- _Request 1_:
In the superhero commentary, on what site did the post by Richard L appear?
--- Start Text extract ---
Some people are acting as if this Millarworld post by a guy named Richard L actually means something… Let’s take a look shall we?

That being said, the more I think about it the more I think that superheroes (by which I mean the mainstream Marvel and DC universes) ARE just for kids. That doesn’t mean they are stupid or simplistic or that adults can’t enjoy them. Rather I mean that the characters themselves don’t work as adult creations – they are intrinsically ridiculous if you look at them as an adult (surely part of the point of, say, Watchmen).

You can have adult super-powered characters or superhero-like characters for adults but I’m afraid Batman isn’t one of them – the only way to do that is to recreate him as an essentially impotent character struggling to reconcile his own need for a violent outlet for trauma (Dark Knight ends with him finding a better way for a reason).

Let’s face it “I’m a multi-billionaire genius and the best way I can find to help the people of Gotham is to dress as a giant rat” is not an approach you can take with an adult sensibility and not conclude that he’s mad as a hatter.

Both Watchmen and Dark Knight were taken as heralding a new age – an “adult” approach to superheros when infact both were about the impossibility of treating these iconic characters as “adult” and having them continue to behave in the way we have come to expect.
--- End Text extract ---
- _Request 2_:
Rewrite the entries from their first line through the line that contains "- construction-change-cell: [1476, 294, 1641, 332]", and put "row" in place of "table-row" while leaving everything else unchanged. Give only those lines.
--- Start Materials provided ---
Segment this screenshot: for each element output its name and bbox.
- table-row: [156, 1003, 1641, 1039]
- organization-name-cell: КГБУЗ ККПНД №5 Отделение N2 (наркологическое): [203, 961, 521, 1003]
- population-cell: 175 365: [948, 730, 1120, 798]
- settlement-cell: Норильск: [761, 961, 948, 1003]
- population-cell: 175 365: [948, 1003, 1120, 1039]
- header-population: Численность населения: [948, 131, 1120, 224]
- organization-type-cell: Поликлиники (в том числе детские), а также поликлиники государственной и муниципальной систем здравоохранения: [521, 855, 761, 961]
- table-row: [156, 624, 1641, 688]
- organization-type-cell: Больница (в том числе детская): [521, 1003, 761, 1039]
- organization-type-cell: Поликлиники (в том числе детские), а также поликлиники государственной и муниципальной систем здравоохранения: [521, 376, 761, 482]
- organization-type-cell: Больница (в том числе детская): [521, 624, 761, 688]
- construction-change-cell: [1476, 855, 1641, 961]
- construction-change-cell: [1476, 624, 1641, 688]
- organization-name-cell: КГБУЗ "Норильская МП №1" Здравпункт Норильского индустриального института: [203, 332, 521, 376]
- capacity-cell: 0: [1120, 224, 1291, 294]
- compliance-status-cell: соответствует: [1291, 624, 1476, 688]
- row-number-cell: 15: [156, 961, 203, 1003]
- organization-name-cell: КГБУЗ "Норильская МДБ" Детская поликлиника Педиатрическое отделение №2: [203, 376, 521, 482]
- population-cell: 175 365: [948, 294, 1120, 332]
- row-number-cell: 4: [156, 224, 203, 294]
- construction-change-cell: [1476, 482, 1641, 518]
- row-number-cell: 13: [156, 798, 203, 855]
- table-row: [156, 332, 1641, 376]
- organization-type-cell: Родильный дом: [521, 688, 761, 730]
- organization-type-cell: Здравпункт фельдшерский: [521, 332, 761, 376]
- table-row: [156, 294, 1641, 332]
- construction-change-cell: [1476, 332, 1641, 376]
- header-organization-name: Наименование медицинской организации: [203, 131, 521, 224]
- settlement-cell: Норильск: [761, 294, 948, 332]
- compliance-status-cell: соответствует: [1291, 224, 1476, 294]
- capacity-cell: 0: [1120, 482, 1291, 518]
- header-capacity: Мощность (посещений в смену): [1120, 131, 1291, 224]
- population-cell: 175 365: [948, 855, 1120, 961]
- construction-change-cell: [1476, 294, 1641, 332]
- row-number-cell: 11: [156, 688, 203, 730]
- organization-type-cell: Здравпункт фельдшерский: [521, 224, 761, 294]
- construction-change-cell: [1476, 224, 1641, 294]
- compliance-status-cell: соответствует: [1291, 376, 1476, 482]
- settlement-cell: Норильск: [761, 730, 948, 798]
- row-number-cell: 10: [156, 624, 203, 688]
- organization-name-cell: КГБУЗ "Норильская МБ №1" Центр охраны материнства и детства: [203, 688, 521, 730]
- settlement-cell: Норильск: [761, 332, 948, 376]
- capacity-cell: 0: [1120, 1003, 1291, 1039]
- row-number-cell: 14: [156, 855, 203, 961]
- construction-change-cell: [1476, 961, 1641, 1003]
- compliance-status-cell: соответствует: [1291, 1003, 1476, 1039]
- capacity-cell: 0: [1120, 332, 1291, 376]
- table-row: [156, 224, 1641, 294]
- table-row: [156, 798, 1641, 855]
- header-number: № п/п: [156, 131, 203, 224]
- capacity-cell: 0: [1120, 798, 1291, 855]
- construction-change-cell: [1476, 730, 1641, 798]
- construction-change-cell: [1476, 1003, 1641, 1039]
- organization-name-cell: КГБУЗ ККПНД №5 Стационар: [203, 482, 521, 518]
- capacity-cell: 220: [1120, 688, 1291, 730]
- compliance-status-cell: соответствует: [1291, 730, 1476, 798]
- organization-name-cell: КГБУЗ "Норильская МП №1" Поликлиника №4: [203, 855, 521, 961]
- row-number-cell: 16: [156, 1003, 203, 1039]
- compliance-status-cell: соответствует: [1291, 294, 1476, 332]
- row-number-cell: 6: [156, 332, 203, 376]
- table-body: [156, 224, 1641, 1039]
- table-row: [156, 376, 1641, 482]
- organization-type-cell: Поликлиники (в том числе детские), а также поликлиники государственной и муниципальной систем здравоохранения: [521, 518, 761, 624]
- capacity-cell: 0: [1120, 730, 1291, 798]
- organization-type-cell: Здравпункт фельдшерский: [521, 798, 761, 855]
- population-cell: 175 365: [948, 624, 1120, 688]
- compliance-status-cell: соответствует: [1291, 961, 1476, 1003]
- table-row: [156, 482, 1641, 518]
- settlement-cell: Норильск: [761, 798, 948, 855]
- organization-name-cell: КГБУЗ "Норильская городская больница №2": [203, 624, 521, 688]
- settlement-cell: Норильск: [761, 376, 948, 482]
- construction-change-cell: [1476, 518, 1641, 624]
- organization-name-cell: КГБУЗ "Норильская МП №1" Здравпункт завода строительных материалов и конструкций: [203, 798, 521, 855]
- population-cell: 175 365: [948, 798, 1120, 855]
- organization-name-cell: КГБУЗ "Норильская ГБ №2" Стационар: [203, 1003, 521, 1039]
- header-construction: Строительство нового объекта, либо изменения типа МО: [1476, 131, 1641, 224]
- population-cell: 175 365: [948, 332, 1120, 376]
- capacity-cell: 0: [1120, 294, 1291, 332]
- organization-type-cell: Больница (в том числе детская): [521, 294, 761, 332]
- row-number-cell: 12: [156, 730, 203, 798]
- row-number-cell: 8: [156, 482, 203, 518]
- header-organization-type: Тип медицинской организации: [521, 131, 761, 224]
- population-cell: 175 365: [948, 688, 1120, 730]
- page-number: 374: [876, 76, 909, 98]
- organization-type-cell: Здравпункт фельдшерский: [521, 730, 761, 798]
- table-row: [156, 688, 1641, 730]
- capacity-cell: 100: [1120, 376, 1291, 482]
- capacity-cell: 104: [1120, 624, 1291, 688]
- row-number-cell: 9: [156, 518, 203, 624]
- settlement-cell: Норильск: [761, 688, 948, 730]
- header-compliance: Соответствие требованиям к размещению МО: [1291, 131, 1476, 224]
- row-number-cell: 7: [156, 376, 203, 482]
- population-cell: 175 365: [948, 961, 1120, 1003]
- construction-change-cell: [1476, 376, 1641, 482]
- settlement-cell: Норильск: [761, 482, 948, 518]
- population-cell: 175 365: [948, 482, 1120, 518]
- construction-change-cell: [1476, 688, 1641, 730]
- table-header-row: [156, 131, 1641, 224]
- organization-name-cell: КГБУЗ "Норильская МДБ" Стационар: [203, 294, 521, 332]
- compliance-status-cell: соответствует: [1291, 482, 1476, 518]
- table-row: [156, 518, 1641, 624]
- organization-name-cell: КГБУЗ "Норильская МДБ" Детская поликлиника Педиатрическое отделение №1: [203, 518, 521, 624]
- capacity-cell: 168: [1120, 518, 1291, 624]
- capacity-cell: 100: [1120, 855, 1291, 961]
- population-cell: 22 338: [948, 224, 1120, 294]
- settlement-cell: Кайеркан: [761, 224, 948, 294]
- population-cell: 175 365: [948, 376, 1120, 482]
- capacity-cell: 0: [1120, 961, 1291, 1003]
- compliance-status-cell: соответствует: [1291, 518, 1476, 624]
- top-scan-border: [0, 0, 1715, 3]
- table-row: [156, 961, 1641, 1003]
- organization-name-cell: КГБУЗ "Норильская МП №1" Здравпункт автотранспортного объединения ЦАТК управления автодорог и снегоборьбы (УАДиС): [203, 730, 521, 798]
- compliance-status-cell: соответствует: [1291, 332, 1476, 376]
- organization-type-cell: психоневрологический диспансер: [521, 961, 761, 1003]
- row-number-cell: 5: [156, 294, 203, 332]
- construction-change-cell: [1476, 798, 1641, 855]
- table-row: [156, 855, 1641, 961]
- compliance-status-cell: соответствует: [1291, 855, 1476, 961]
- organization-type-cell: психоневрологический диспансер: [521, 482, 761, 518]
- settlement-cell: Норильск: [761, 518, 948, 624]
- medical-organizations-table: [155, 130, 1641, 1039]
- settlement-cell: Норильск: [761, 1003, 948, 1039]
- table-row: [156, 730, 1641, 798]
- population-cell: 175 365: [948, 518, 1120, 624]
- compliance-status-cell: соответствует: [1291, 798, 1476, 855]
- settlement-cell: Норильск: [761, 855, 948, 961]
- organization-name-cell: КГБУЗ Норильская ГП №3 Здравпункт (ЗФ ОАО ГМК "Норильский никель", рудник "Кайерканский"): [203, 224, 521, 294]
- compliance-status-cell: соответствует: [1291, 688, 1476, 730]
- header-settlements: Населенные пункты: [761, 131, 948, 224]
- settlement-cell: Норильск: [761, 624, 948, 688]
--- End Materials provided ---
- _Expected answer 1_:
Millarworld.

- _Expected answer 2_:
Segment this screenshot: for each element output its name and bbox.
- row: [156, 1003, 1641, 1039]
- organization-name-cell: КГБУЗ ККПНД №5 Отделение N2 (наркологическое): [203, 961, 521, 1003]
- population-cell: 175 365: [948, 730, 1120, 798]
- settlement-cell: Норильск: [761, 961, 948, 1003]
- population-cell: 175 365: [948, 1003, 1120, 1039]
- header-population: Численность населения: [948, 131, 1120, 224]
- organization-type-cell: Поликлиники (в том числе детские), а также поликлиники государственной и муниципальной систем здравоохранения: [521, 855, 761, 961]
- row: [156, 624, 1641, 688]
- organization-type-cell: Больница (в том числе детская): [521, 1003, 761, 1039]
- organization-type-cell: Поликлиники (в том числе детские), а также поликлиники государственной и муниципальной систем здравоохранения: [521, 376, 761, 482]
- organization-type-cell: Больница (в том числе детская): [521, 624, 761, 688]
- construction-change-cell: [1476, 855, 1641, 961]
- construction-change-cell: [1476, 624, 1641, 688]
- organization-name-cell: КГБУЗ "Норильская МП №1" Здравпункт Норильского индустриального института: [203, 332, 521, 376]
- capacity-cell: 0: [1120, 224, 1291, 294]
- compliance-status-cell: соответствует: [1291, 624, 1476, 688]
- row-number-cell: 15: [156, 961, 203, 1003]
- organization-name-cell: КГБУЗ "Норильская МДБ" Детская поликлиника Педиатрическое отделение №2: [203, 376, 521, 482]
- population-cell: 175 365: [948, 294, 1120, 332]
- row-number-cell: 4: [156, 224, 203, 294]
- construction-change-cell: [1476, 482, 1641, 518]
- row-number-cell: 13: [156, 798, 203, 855]
- row: [156, 332, 1641, 376]
- organization-type-cell: Родильный дом: [521, 688, 761, 730]
- organization-type-cell: Здравпункт фельдшерский: [521, 332, 761, 376]
- row: [156, 294, 1641, 332]
- construction-change-cell: [1476, 332, 1641, 376]
- header-organization-name: Наименование медицинской организации: [203, 131, 521, 224]
- settlement-cell: Норильск: [761, 294, 948, 332]
- compliance-status-cell: соответствует: [1291, 224, 1476, 294]
- capacity-cell: 0: [1120, 482, 1291, 518]
- header-capacity: Мощность (посещений в смену): [1120, 131, 1291, 224]
- population-cell: 175 365: [948, 855, 1120, 961]
- construction-change-cell: [1476, 294, 1641, 332]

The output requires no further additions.